▶ **DESCRIPTION OF THE TASK**
Retype the records below exactly as they appear, but leave out any pictures.

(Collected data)

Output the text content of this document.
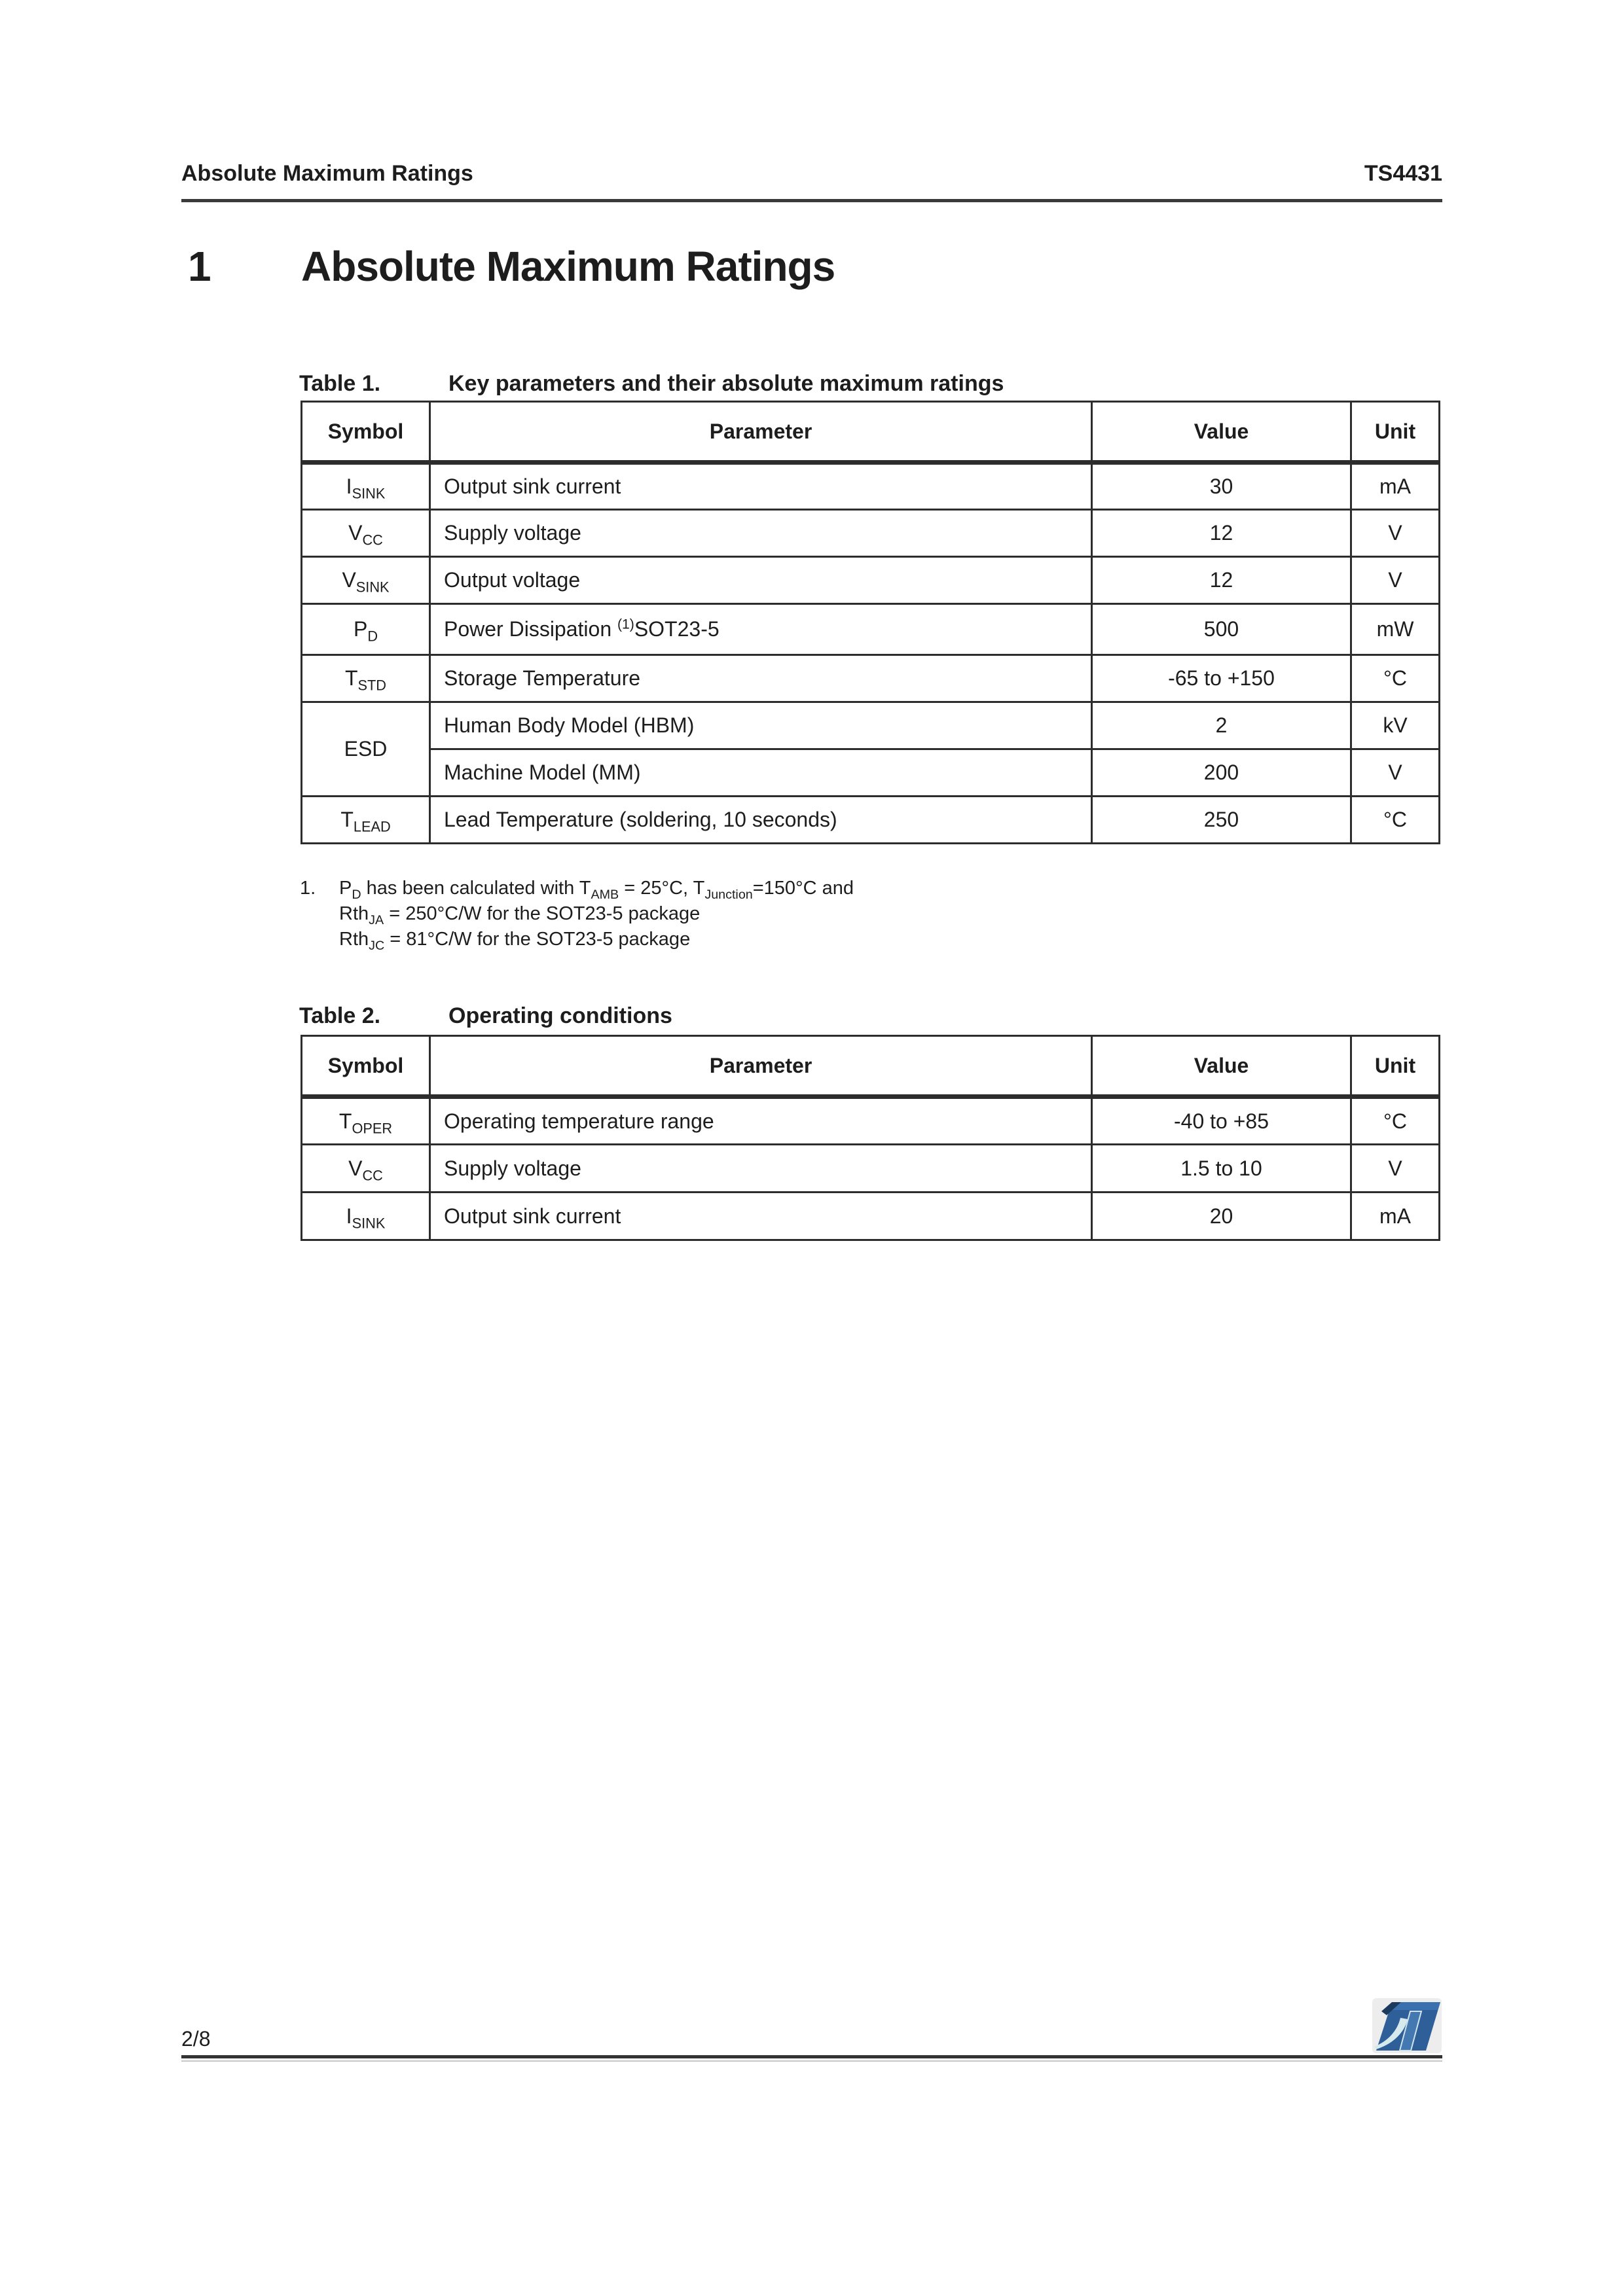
Absolute Maximum Ratings	TS4431
1	Absolute Maximum Ratings
Table 1.	Key parameters and their absolute maximum ratings
Symbol	Parameter	Value	Unit
$I_{SINK}$	Output sink current	30	mA
$V_{CC}$	Supply voltage	12	V
$V_{SINK}$	Output voltage	12	V
$P_D$	Power Dissipation $^{(1)}$SOT23-5	500	mW
$T_{STD}$	Storage Temperature	-65 to +150	°C
ESD	Human Body Model (HBM)	2	kV
	Machine Model (MM)	200	V
$T_{LEAD}$	Lead Temperature (soldering, 10 seconds)	250	°C
1.	$P_D$ has been calculated with $T_{AMB} = 25^\circ C$, $T_{Junction}=150^\circ C$ and
Rth$_{JA}$ = 250°C/W for the SOT23-5 package
Rth$_{JC}$ = 81°C/W for the SOT23-5 package
Table 2.	Operating conditions
Symbol	Parameter	Value	Unit
$T_{OPER}$	Operating temperature range	-40 to +85	°C
$V_{CC}$	Supply voltage	1.5 to 10	V
$I_{SINK}$	Output sink current	20	mA
2/8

▶ **SOLUTION FOR THIS PROBLEM**
Output the text content of this document.
Absolute Maximum Ratings	TS4431
1	Absolute Maximum Ratings
Table 1.	Key parameters and their absolute maximum ratings
Symbol	Parameter	Value	Unit
$I_{SINK}$	Output sink current	30	mA
$V_{CC}$	Supply voltage	12	V
$V_{SINK}$	Output voltage	12	V
$P_D$	Power Dissipation $^{(1)}$SOT23-5	500	mW
$T_{STD}$	Storage Temperature	-65 to +150	°C
ESD	Human Body Model (HBM)	2	kV
	Machine Model (MM)	200	V
$T_{LEAD}$	Lead Temperature (soldering, 10 seconds)	250	°C
1.	$P_D$ has been calculated with $T_{AMB} = 25^\circ C$, $T_{Junction}=150^\circ C$ and
Rth$_{JA}$ = 250°C/W for the SOT23-5 package
Rth$_{JC}$ = 81°C/W for the SOT23-5 package
Table 2.	Operating conditions
Symbol	Parameter	Value	Unit
$T_{OPER}$	Operating temperature range	-40 to +85	°C
$V_{CC}$	Supply voltage	1.5 to 10	V
$I_{SINK}$	Output sink current	20	mA
2/8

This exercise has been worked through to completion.